Write out the whole of the material exactly.

(Stored data entries)
═══

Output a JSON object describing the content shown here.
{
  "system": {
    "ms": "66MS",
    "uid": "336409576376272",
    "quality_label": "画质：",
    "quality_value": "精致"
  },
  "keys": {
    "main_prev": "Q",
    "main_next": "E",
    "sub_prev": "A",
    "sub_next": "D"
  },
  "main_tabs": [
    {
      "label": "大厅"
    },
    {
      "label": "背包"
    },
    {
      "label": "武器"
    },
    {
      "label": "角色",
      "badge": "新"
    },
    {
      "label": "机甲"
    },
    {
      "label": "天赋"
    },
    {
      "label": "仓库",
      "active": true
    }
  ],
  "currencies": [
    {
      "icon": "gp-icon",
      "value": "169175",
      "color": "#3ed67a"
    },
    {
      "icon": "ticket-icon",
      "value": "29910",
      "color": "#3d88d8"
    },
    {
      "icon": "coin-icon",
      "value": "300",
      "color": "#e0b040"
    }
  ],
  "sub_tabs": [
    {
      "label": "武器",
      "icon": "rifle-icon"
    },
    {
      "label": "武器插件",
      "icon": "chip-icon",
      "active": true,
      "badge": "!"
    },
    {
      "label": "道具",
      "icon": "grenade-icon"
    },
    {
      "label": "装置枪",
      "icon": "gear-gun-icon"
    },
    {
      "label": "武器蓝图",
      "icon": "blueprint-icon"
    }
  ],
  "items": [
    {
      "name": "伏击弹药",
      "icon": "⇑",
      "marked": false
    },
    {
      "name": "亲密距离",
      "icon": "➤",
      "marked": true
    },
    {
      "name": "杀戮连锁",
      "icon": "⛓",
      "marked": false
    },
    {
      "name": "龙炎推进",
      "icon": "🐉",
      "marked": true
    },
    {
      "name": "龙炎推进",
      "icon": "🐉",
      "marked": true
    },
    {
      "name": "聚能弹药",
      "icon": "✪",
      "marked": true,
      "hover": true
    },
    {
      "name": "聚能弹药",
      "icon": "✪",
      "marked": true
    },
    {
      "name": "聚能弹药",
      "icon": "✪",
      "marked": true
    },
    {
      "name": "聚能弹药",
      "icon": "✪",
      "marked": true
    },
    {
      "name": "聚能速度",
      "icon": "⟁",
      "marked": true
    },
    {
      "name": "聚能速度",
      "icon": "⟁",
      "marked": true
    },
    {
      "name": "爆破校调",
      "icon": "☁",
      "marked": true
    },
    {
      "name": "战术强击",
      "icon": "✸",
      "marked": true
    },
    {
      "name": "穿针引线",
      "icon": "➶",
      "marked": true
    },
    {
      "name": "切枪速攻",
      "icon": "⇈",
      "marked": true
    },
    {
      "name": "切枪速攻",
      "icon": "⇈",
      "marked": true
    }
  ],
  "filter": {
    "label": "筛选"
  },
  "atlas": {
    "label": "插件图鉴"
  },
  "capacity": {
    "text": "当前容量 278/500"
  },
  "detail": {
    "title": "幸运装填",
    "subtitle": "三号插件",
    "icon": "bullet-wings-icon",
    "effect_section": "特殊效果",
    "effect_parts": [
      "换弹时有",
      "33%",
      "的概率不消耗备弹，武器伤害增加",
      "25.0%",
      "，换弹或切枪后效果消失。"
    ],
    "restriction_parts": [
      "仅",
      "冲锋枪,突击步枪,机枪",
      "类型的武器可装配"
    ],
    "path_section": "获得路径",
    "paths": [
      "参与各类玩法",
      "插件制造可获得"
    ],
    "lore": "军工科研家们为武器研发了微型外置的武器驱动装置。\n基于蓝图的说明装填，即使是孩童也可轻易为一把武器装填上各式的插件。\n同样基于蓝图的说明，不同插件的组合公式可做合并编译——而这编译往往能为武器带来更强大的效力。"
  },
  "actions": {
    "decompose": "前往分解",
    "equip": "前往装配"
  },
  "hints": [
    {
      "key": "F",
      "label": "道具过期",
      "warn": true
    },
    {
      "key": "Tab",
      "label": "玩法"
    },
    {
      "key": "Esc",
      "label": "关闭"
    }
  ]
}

═══

## Expected output
Output a JSON object describing the content shown here.
{
  "system": {
    "ms": "66MS",
    "uid": "336409576376272",
    "quality_label": "画质：",
    "quality_value": "精致"
  },
  "keys": {
    "main_prev": "Q",
    "main_next": "E",
    "sub_prev": "A",
    "sub_next": "D"
  },
  "main_tabs": [
    {
      "label": "大厅"
    },
    {
      "label": "背包"
    },
    {
      "label": "武器"
    },
    {
      "label": "角色",
      "badge": "新"
    },
    {
      "label": "机甲"
    },
    {
      "label": "天赋"
    },
    {
      "label": "仓库",
      "active": true
    }
  ],
  "currencies": [
    {
      "icon": "gp-icon",
      "value": "169175",
      "color": "#3ed67a"
    },
    {
      "icon": "ticket-icon",
      "value": "29910",
      "color": "#3d88d8"
    },
    {
      "icon": "coin-icon",
      "value": "300",
      "color": "#e0b040"
    }
  ],
  "sub_tabs": [
    {
      "label": "武器",
      "icon": "rifle-icon"
    },
    {
      "label": "武器插件",
      "icon": "chip-icon",
      "active": true,
      "badge": "!"
    },
    {
      "label": "道具",
      "icon": "grenade-icon"
    },
    {
      "label": "装置枪",
      "icon": "gear-gun-icon"
    },
    {
      "label": "武器蓝图",
      "icon": "blueprint-icon"
    }
  ],
  "items": [
    {
      "name": "伏击弹药",
      "icon": "⇑",
      "marked": false
    },
    {
      "name": "亲密距离",
      "icon": "➤",
      "marked": true
    },
    {
      "name": "杀戮连锁",
      "icon": "⛓",
      "marked": false
    },
    {
      "name": "龙炎推进",
      "icon": "🐉",
      "marked": true
    },
    {
      "name": "龙炎推进",
      "icon": "🐉",
      "marked": true
    },
    {
      "name": "聚能弹药",
      "icon": "✪",
      "marked": true,
      "hover": true
    },
    {
      "name": "聚能弹药",
      "icon": "✪",
      "marked": true
    },
    {
      "name": "聚能弹药",
      "icon": "✪",
      "marked": true
    },
    {
      "name": "聚能弹药",
      "icon": "✪",
      "marked": true
    },
    {
      "name": "聚能速度",
      "icon": "⟁",
      "marked": true
    },
    {
      "name": "聚能速度",
      "icon": "⟁",
      "marked": true
    },
    {
      "name": "爆破校调",
      "icon": "☁",
      "marked": true
    },
    {
      "name": "战术强击",
      "icon": "✸",
      "marked": true
    },
    {
      "name": "穿针引线",
      "icon": "➶",
      "marked": true
    },
    {
      "name": "切枪速攻",
      "icon": "⇈",
      "marked": true
    },
    {
      "name": "切枪速攻",
      "icon": "⇈",
      "marked": true
    }
  ],
  "filter": {
    "label": "筛选"
  },
  "atlas": {
    "label": "插件图鉴"
  },
  "capacity": {
    "text": "当前容量 278/500"
  },
  "detail": {
    "title": "幸运装填",
    "subtitle": "三号插件",
    "icon": "bullet-wings-icon",
    "effect_section": "特殊效果",
    "effect_parts": [
      "换弹时有",
      "33%",
      "的概率不消耗备弹，武器伤害增加",
      "25.0%",
      "，换弹或切枪后效果消失。"
    ],
    "restriction_parts": [
      "仅",
      "冲锋枪,突击步枪,机枪",
      "类型的武器可装配"
    ],
    "path_section": "获得路径",
    "paths": [
      "参与各类玩法",
      "插件制造可获得"
    ],
    "lore": "军工科研家们为武器研发了微型外置的武器驱动装置。\n基于蓝图的说明装填，即使是孩童也可轻易为一把武器装填上各式的插件。\n同样基于蓝图的说明，不同插件的组合公式可做合并编译——而这编译往往能为武器带来更强大的效力。"
  },
  "actions": {
    "decompose": "前往分解",
    "equip": "前往装配"
  },
  "hints": [
    {
      "key": "F",
      "label": "道具过期",
      "warn": true
    },
    {
      "key": "Tab",
      "label": "玩法"
    },
    {
      "key": "Esc",
      "label": "关闭"
    }
  ]
}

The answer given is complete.